Goal of the exercise: Pull out all lines from the listing below in which the word "type" appears.

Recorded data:
[start]

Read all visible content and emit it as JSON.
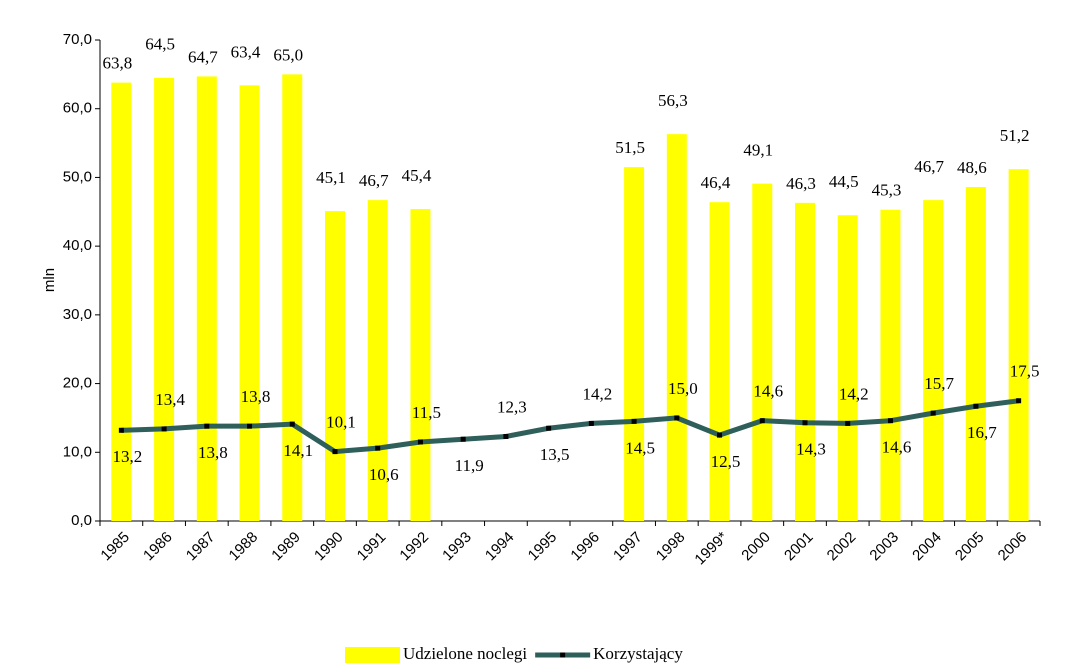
{
  "chart_data": {
    "type": "bar",
    "ylabel": "mln",
    "categories": [
      "1985",
      "1986",
      "1987",
      "1988",
      "1989",
      "1990",
      "1991",
      "1992",
      "1993",
      "1994",
      "1995",
      "1996",
      "1997",
      "1998",
      "1999*",
      "2000",
      "2001",
      "2002",
      "2003",
      "2004",
      "2005",
      "2006"
    ],
    "series": [
      {
        "name": "Udzielone noclegi",
        "type": "bar",
        "color": "#ffff00",
        "values": [
          63.8,
          64.5,
          64.7,
          63.4,
          65.0,
          45.1,
          46.7,
          45.4,
          null,
          null,
          null,
          null,
          51.5,
          56.3,
          46.4,
          49.1,
          46.3,
          44.5,
          45.3,
          46.7,
          48.6,
          51.2
        ],
        "value_labels": [
          "63,8",
          "64,5",
          "64,7",
          "63,4",
          "65,0",
          "45,1",
          "46,7",
          "45,4",
          null,
          null,
          null,
          null,
          "51,5",
          "56,3",
          "46,4",
          "49,1",
          "46,3",
          "44,5",
          "45,3",
          "46,7",
          "48,6",
          "51,2"
        ]
      },
      {
        "name": "Korzystający",
        "type": "line",
        "color": "#2f5f5a",
        "values": [
          13.2,
          13.4,
          13.8,
          13.8,
          14.1,
          10.1,
          10.6,
          11.5,
          11.9,
          12.3,
          13.5,
          14.2,
          14.5,
          15.0,
          12.5,
          14.6,
          14.3,
          14.2,
          14.6,
          15.7,
          16.7,
          17.5
        ],
        "value_labels": [
          "13,2",
          "13,4",
          "13,8",
          "13,8",
          "14,1",
          "10,1",
          "10,6",
          "11,5",
          "11,9",
          "12,3",
          "13,5",
          "14,2",
          "14,5",
          "15,0",
          "12,5",
          "14,6",
          "14,3",
          "14,2",
          "14,6",
          "15,7",
          "16,7",
          "17,5"
        ]
      }
    ],
    "ylim": [
      0,
      70
    ],
    "yticks": [
      {
        "value": 0,
        "label": "0,0"
      },
      {
        "value": 10,
        "label": "10,0"
      },
      {
        "value": 20,
        "label": "20,0"
      },
      {
        "value": 30,
        "label": "30,0"
      },
      {
        "value": 40,
        "label": "40,0"
      },
      {
        "value": 50,
        "label": "50,0"
      },
      {
        "value": 60,
        "label": "60,0"
      },
      {
        "value": 70,
        "label": "70,0"
      }
    ],
    "legend": "bottom"
  }
}
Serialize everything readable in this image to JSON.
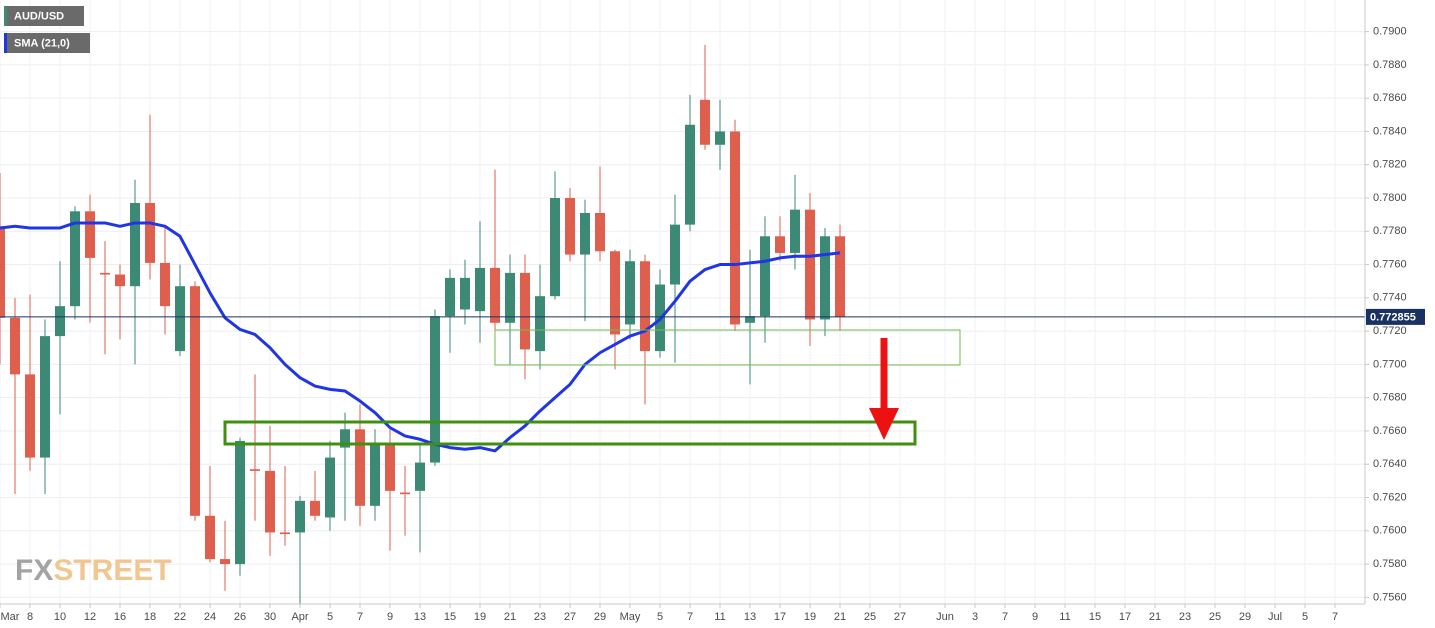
{
  "chart_data": {
    "type": "candlestick",
    "watermark": {
      "left": "FX",
      "right": "STREET"
    },
    "categories": [
      "Mar",
      null,
      "8",
      null,
      "10",
      null,
      "12",
      null,
      "16",
      null,
      "18",
      null,
      "22",
      null,
      "24",
      null,
      "26",
      null,
      "30",
      null,
      "Apr",
      null,
      "5",
      null,
      "7",
      null,
      "9",
      null,
      "13",
      null,
      "15",
      null,
      "19",
      null,
      "21",
      null,
      "23",
      null,
      "27",
      null,
      "29",
      null,
      "May",
      null,
      "5",
      null,
      "7",
      null,
      "11",
      null,
      "13",
      null,
      "17",
      null,
      "19",
      null,
      "21",
      null,
      "25",
      null,
      "27",
      null,
      null,
      "Jun",
      null,
      "3",
      null,
      "7",
      null,
      "9",
      null,
      "11",
      null,
      "15",
      null,
      "17",
      null,
      "21",
      null,
      "23",
      null,
      "25",
      null,
      "29",
      null,
      "Jul",
      null,
      "5",
      null,
      "7",
      null
    ],
    "series": [
      {
        "name": "AUD/USD",
        "type": "candlestick",
        "up_color": "#3c8a75",
        "down_color": "#df5f4e",
        "open": [
          0.7783,
          0.7728,
          0.7694,
          0.7644,
          0.7717,
          0.7735,
          0.7792,
          0.7755,
          0.7754,
          0.7747,
          0.7797,
          0.7761,
          0.7708,
          0.7747,
          0.7609,
          0.7583,
          0.758,
          0.7637,
          0.7636,
          0.7599,
          0.7599,
          0.7618,
          0.7608,
          0.765,
          0.7661,
          0.7615,
          0.7653,
          0.7623,
          0.7624,
          0.7641,
          0.7729,
          0.7733,
          0.7732,
          0.7758,
          0.7725,
          0.7755,
          0.7708,
          0.7741,
          0.78,
          0.7766,
          0.7791,
          0.7768,
          0.7724,
          0.7762,
          0.7708,
          0.7748,
          0.7784,
          0.7859,
          0.7832,
          0.784,
          0.7725,
          0.7729,
          0.7777,
          0.7767,
          0.7793,
          0.7727,
          0.7777,
          null,
          null,
          null,
          null,
          null,
          null,
          null,
          null,
          null,
          null,
          null,
          null,
          null,
          null,
          null,
          null,
          null,
          null,
          null,
          null,
          null,
          null,
          null,
          null,
          null,
          null,
          null,
          null,
          null,
          null,
          null,
          null,
          null,
          null
        ],
        "high": [
          0.7815,
          0.774,
          0.7742,
          0.7727,
          0.7762,
          0.7795,
          0.7802,
          0.7774,
          0.776,
          0.7811,
          0.785,
          0.7784,
          0.776,
          0.775,
          0.7639,
          0.7606,
          0.7656,
          0.7694,
          0.7663,
          0.7639,
          0.7621,
          0.7636,
          0.7654,
          0.7671,
          0.7676,
          0.7661,
          0.7663,
          0.7639,
          0.7653,
          0.7733,
          0.7757,
          0.7763,
          0.7786,
          0.7817,
          0.7766,
          0.7766,
          0.776,
          0.7816,
          0.7806,
          0.7799,
          0.7819,
          0.7769,
          0.7769,
          0.7766,
          0.7757,
          0.7802,
          0.7862,
          0.7892,
          0.7859,
          0.7847,
          0.7769,
          0.7789,
          0.7789,
          0.7814,
          0.7803,
          0.7782,
          0.7784,
          null,
          null,
          null,
          null,
          null,
          null,
          null,
          null,
          null,
          null,
          null,
          null,
          null,
          null,
          null,
          null,
          null,
          null,
          null,
          null,
          null,
          null,
          null,
          null,
          null,
          null,
          null,
          null,
          null,
          null,
          null,
          null,
          null,
          null
        ],
        "low": [
          0.77,
          0.7622,
          0.7636,
          0.7622,
          0.767,
          0.7727,
          0.7725,
          0.7706,
          0.7715,
          0.77,
          0.7751,
          0.7718,
          0.7705,
          0.7606,
          0.7581,
          0.7564,
          0.7573,
          0.7606,
          0.7585,
          0.7591,
          0.7555,
          0.7606,
          0.76,
          0.7606,
          0.7603,
          0.7606,
          0.7588,
          0.7597,
          0.7587,
          0.7639,
          0.7707,
          0.7724,
          0.7713,
          0.772,
          0.77,
          0.7691,
          0.7697,
          0.7739,
          0.7762,
          0.7726,
          0.7762,
          0.7697,
          0.7715,
          0.7676,
          0.7704,
          0.7701,
          0.778,
          0.7829,
          0.7817,
          0.772,
          0.7688,
          0.7713,
          0.7762,
          0.7757,
          0.7711,
          0.7717,
          0.772,
          null,
          null,
          null,
          null,
          null,
          null,
          null,
          null,
          null,
          null,
          null,
          null,
          null,
          null,
          null,
          null,
          null,
          null,
          null,
          null,
          null,
          null,
          null,
          null,
          null,
          null,
          null,
          null,
          null,
          null,
          null,
          null,
          null,
          null
        ],
        "close": [
          0.7728,
          0.7694,
          0.7644,
          0.7717,
          0.7735,
          0.7792,
          0.7764,
          0.7754,
          0.7747,
          0.7797,
          0.7761,
          0.7735,
          0.7747,
          0.7609,
          0.7583,
          0.758,
          0.7654,
          0.7636,
          0.7599,
          0.7598,
          0.7618,
          0.7609,
          0.7644,
          0.7661,
          0.7615,
          0.7653,
          0.7624,
          0.7622,
          0.7641,
          0.7729,
          0.7752,
          0.7752,
          0.7758,
          0.7725,
          0.7755,
          0.7709,
          0.7741,
          0.78,
          0.7766,
          0.7791,
          0.7768,
          0.7718,
          0.7762,
          0.7708,
          0.7748,
          0.7784,
          0.7844,
          0.7832,
          0.784,
          0.7724,
          0.7729,
          0.7777,
          0.7767,
          0.7793,
          0.7727,
          0.7777,
          0.772855,
          null,
          null,
          null,
          null,
          null,
          null,
          null,
          null,
          null,
          null,
          null,
          null,
          null,
          null,
          null,
          null,
          null,
          null,
          null,
          null,
          null,
          null,
          null,
          null,
          null,
          null,
          null,
          null,
          null,
          null,
          null,
          null,
          null,
          null
        ]
      },
      {
        "name": "SMA (21,0)",
        "type": "line",
        "color": "#1f35e6",
        "values": [
          0.7782,
          0.7783,
          0.7782,
          0.7782,
          0.7782,
          0.7785,
          0.7785,
          0.7785,
          0.7783,
          0.7785,
          0.7785,
          0.7783,
          0.7777,
          0.776,
          0.7743,
          0.7728,
          0.7721,
          0.7718,
          0.771,
          0.77,
          0.7692,
          0.7687,
          0.7685,
          0.7684,
          0.7678,
          0.7671,
          0.7662,
          0.7657,
          0.7655,
          0.7652,
          0.765,
          0.7649,
          0.765,
          0.7648,
          0.7656,
          0.7663,
          0.7672,
          0.768,
          0.7688,
          0.77,
          0.7707,
          0.7712,
          0.7717,
          0.772,
          0.7727,
          0.7738,
          0.775,
          0.7757,
          0.776,
          0.776,
          0.7761,
          0.7762,
          0.7764,
          0.7765,
          0.7765,
          0.7766,
          0.7767,
          null,
          null,
          null,
          null,
          null,
          null,
          null,
          null,
          null,
          null,
          null,
          null,
          null,
          null,
          null,
          null,
          null,
          null,
          null,
          null,
          null,
          null,
          null,
          null,
          null,
          null,
          null,
          null,
          null,
          null,
          null,
          null,
          null,
          null
        ]
      }
    ],
    "last_price": 0.772855,
    "ylim": [
      0.7556,
      0.7919
    ],
    "yticks": [
      {
        "value": 0.756,
        "label": "0.7560"
      },
      {
        "value": 0.758,
        "label": "0.7580"
      },
      {
        "value": 0.76,
        "label": "0.7600"
      },
      {
        "value": 0.762,
        "label": "0.7620"
      },
      {
        "value": 0.764,
        "label": "0.7640"
      },
      {
        "value": 0.766,
        "label": "0.7660"
      },
      {
        "value": 0.768,
        "label": "0.7680"
      },
      {
        "value": 0.77,
        "label": "0.7700"
      },
      {
        "value": 0.772,
        "label": "0.7720"
      },
      {
        "value": 0.774,
        "label": "0.7740"
      },
      {
        "value": 0.776,
        "label": "0.7760"
      },
      {
        "value": 0.778,
        "label": "0.7780"
      },
      {
        "value": 0.78,
        "label": "0.7800"
      },
      {
        "value": 0.782,
        "label": "0.7820"
      },
      {
        "value": 0.784,
        "label": "0.7840"
      },
      {
        "value": 0.786,
        "label": "0.7860"
      },
      {
        "value": 0.788,
        "label": "0.7880"
      },
      {
        "value": 0.79,
        "label": "0.7900"
      }
    ],
    "grid": true
  }
}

[end]

Solution to the problem:
    "type": "bar",
        "type": "bar",
        "type": "line",
    "type": "candlestick",
        "type": "candlestick",
        "type": "line",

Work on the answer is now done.